[START Information supplied]

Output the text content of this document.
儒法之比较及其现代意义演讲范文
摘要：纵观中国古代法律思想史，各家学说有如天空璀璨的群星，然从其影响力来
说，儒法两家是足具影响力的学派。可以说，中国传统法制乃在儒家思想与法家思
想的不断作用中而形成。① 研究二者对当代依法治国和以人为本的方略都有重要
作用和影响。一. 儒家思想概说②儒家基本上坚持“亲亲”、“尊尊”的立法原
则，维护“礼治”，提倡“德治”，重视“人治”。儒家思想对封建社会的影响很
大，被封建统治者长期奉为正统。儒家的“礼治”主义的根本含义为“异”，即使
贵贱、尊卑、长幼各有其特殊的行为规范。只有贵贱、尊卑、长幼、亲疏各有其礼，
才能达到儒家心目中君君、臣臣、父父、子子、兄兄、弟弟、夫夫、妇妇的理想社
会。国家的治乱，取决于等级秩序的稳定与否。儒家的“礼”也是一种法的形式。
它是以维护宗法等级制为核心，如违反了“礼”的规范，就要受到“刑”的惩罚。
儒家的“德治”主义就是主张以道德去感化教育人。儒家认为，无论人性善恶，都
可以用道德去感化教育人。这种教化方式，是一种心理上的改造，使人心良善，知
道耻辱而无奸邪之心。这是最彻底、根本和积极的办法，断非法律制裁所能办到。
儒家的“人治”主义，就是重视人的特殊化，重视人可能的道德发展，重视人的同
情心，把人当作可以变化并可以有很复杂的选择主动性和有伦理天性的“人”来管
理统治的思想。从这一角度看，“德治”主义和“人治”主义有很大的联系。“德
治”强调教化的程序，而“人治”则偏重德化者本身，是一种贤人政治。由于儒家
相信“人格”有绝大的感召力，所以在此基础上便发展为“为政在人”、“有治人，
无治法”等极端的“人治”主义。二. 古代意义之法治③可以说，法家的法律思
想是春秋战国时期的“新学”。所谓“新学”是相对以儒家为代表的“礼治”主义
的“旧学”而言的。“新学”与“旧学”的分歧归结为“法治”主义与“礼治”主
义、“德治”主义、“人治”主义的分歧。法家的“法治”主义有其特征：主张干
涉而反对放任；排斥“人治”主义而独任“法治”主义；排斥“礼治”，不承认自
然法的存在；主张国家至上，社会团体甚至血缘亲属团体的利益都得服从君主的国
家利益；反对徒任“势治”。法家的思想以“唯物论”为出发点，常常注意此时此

[END Information supplied]

Take the entries above and transcribe them exactly.

Output the text content of this document.
儒法之比较及其现代意义演讲范文
摘要：纵观中国古代法律思想史，各家学说有如天空璀璨的群星，然从其影响力来
说，儒法两家是足具影响力的学派。可以说，中国传统法制乃在儒家思想与法家思
想的不断作用中而形成。① 研究二者对当代依法治国和以人为本的方略都有重要
作用和影响。一. 儒家思想概说②儒家基本上坚持“亲亲”、“尊尊”的立法原
则，维护“礼治”，提倡“德治”，重视“人治”。儒家思想对封建社会的影响很
大，被封建统治者长期奉为正统。儒家的“礼治”主义的根本含义为“异”，即使
贵贱、尊卑、长幼各有其特殊的行为规范。只有贵贱、尊卑、长幼、亲疏各有其礼，
才能达到儒家心目中君君、臣臣、父父、子子、兄兄、弟弟、夫夫、妇妇的理想社
会。国家的治乱，取决于等级秩序的稳定与否。儒家的“礼”也是一种法的形式。
它是以维护宗法等级制为核心，如违反了“礼”的规范，就要受到“刑”的惩罚。
儒家的“德治”主义就是主张以道德去感化教育人。儒家认为，无论人性善恶，都
可以用道德去感化教育人。这种教化方式，是一种心理上的改造，使人心良善，知
道耻辱而无奸邪之心。这是最彻底、根本和积极的办法，断非法律制裁所能办到。
儒家的“人治”主义，就是重视人的特殊化，重视人可能的道德发展，重视人的同
情心，把人当作可以变化并可以有很复杂的选择主动性和有伦理天性的“人”来管
理统治的思想。从这一角度看，“德治”主义和“人治”主义有很大的联系。“德
治”强调教化的程序，而“人治”则偏重德化者本身，是一种贤人政治。由于儒家
相信“人格”有绝大的感召力，所以在此基础上便发展为“为政在人”、“有治人，
无治法”等极端的“人治”主义。二. 古代意义之法治③可以说，法家的法律思
想是春秋战国时期的“新学”。所谓“新学”是相对以儒家为代表的“礼治”主义
的“旧学”而言的。“新学”与“旧学”的分歧归结为“法治”主义与“礼治”主
义、“德治”主义、“人治”主义的分歧。法家的“法治”主义有其特征：主张干
涉而反对放任；排斥“人治”主义而独任“法治”主义；排斥“礼治”，不承认自
然法的存在；主张国家至上，社会团体甚至血缘亲属团体的利益都得服从君主的国
家利益；反对徒任“势治”。法家的思想以“唯物论”为出发点，常常注意此时此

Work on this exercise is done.